◆ **What the exercise asks**: Repeat the following lines exactly and nothing else: the line containing "Output the text content of this document." and each line after it through the end of the listing.

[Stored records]
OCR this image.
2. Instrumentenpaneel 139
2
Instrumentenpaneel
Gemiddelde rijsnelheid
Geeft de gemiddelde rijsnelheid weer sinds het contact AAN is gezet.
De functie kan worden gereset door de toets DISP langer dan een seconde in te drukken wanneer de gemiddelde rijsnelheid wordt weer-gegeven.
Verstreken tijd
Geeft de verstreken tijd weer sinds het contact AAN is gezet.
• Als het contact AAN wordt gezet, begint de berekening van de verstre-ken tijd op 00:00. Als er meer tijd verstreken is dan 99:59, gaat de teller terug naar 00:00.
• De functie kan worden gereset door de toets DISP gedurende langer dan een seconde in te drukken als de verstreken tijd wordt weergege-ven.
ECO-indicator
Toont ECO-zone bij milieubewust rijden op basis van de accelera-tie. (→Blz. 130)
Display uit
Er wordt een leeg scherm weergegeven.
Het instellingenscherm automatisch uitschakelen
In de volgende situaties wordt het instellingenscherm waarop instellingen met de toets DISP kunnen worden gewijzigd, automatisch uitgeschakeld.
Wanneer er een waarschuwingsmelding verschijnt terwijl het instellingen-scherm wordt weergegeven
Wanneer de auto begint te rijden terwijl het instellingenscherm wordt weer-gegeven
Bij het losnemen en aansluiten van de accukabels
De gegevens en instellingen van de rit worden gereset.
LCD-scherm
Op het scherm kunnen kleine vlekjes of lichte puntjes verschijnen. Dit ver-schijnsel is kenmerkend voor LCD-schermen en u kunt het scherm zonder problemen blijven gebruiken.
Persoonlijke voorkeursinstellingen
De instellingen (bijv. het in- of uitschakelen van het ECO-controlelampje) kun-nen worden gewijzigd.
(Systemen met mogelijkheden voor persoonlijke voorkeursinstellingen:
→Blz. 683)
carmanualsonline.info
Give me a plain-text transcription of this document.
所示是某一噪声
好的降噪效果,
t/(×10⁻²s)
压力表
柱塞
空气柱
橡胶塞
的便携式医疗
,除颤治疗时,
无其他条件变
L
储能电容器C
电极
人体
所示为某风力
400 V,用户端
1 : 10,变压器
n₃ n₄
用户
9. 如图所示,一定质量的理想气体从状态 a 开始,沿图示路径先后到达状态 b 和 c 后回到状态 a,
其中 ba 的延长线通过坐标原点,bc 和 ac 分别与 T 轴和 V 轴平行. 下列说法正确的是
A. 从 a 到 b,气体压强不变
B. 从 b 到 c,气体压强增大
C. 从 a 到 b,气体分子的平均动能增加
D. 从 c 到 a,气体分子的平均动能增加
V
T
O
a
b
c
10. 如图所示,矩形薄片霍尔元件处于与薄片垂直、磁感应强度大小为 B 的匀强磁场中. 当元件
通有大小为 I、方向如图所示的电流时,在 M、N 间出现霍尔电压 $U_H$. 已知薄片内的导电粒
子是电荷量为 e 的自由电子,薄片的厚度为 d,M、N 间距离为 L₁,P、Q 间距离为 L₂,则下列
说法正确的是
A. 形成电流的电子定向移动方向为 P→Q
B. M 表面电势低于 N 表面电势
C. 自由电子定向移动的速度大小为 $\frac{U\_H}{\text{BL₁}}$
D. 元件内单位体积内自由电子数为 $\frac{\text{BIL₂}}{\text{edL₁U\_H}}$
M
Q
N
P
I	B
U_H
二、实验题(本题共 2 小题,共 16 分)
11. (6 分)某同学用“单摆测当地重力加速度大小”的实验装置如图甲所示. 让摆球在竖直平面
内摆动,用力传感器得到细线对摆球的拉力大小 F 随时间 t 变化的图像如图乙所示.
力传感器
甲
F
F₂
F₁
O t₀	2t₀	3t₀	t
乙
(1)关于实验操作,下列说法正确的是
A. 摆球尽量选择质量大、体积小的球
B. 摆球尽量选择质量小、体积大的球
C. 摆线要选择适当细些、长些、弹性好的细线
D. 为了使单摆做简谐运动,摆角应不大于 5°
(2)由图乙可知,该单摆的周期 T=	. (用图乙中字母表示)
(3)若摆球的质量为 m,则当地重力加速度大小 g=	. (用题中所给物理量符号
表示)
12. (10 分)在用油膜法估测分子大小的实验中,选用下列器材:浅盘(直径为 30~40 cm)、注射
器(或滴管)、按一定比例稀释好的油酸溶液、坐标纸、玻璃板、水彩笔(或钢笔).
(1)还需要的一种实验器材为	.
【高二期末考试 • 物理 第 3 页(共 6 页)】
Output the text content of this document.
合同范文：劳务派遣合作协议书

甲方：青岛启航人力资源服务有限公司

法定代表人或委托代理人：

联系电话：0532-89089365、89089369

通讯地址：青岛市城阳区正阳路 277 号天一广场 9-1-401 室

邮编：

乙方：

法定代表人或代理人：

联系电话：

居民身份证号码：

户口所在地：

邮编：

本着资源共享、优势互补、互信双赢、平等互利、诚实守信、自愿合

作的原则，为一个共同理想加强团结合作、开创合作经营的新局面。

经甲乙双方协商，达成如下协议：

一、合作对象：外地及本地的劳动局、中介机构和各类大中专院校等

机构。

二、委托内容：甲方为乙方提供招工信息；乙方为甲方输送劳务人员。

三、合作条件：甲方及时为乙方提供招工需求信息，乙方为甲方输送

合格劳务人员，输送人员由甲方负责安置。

◆ **Result**:
Output the text content of this document.
合同范文：劳务派遣合作协议书

甲方：青岛启航人力资源服务有限公司

法定代表人或委托代理人：

联系电话：0532-89089365、89089369

通讯地址：青岛市城阳区正阳路 277 号天一广场 9-1-401 室

邮编：

乙方：

法定代表人或代理人：

联系电话：

居民身份证号码：

户口所在地：

邮编：

本着资源共享、优势互补、互信双赢、平等互利、诚实守信、自愿合

作的原则，为一个共同理想加强团结合作、开创合作经营的新局面。

经甲乙双方协商，达成如下协议：

一、合作对象：外地及本地的劳动局、中介机构和各类大中专院校等

机构。

二、委托内容：甲方为乙方提供招工信息；乙方为甲方输送劳务人员。

三、合作条件：甲方及时为乙方提供招工需求信息，乙方为甲方输送

合格劳务人员，输送人员由甲方负责安置。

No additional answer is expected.